■ **Exercise description**
Write the material out again exactly as it stands.

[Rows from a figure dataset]
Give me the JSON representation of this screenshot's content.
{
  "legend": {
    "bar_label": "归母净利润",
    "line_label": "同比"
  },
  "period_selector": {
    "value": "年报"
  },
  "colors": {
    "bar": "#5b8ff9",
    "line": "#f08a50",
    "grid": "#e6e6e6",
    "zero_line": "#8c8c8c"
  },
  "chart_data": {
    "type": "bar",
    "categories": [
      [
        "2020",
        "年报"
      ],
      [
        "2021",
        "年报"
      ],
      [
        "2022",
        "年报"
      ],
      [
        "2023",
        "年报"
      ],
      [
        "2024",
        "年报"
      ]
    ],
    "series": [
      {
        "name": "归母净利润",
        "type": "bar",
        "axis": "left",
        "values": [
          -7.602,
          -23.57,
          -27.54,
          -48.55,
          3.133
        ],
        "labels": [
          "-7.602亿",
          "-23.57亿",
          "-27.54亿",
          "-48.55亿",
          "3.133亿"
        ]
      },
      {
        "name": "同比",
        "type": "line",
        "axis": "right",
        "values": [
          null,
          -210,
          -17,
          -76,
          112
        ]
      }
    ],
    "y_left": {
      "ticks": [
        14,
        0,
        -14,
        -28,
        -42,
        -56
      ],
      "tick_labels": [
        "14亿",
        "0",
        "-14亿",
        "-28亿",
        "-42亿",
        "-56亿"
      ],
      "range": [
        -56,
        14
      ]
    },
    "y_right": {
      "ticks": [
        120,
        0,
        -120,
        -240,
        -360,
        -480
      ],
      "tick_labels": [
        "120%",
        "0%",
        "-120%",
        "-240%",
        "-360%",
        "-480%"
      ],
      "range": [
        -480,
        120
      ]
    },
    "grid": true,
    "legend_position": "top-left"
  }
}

■ **Response**
Give me the JSON representation of this screenshot's content.
{
  "legend": {
    "bar_label": "归母净利润",
    "line_label": "同比"
  },
  "period_selector": {
    "value": "年报"
  },
  "colors": {
    "bar": "#5b8ff9",
    "line": "#f08a50",
    "grid": "#e6e6e6",
    "zero_line": "#8c8c8c"
  },
  "chart_data": {
    "type": "bar",
    "categories": [
      [
        "2020",
        "年报"
      ],
      [
        "2021",
        "年报"
      ],
      [
        "2022",
        "年报"
      ],
      [
        "2023",
        "年报"
      ],
      [
        "2024",
        "年报"
      ]
    ],
    "series": [
      {
        "name": "归母净利润",
        "type": "bar",
        "axis": "left",
        "values": [
          -7.602,
          -23.57,
          -27.54,
          -48.55,
          3.133
        ],
        "labels": [
          "-7.602亿",
          "-23.57亿",
          "-27.54亿",
          "-48.55亿",
          "3.133亿"
        ]
      },
      {
        "name": "同比",
        "type": "line",
        "axis": "right",
        "values": [
          null,
          -210,
          -17,
          -76,
          112
        ]
      }
    ],
    "y_left": {
      "ticks": [
        14,
        0,
        -14,
        -28,
        -42,
        -56
      ],
      "tick_labels": [
        "14亿",
        "0",
        "-14亿",
        "-28亿",
        "-42亿",
        "-56亿"
      ],
      "range": [
        -56,
        14
      ]
    },
    "y_right": {
      "ticks": [
        120,
        0,
        -120,
        -240,
        -360,
        -480
      ],
      "tick_labels": [
        "120%",
        "0%",
        "-120%",
        "-240%",
        "-360%",
        "-480%"
      ],
      "range": [
        -480,
        120
      ]
    },
    "grid": true,
    "legend_position": "top-left"
  }
}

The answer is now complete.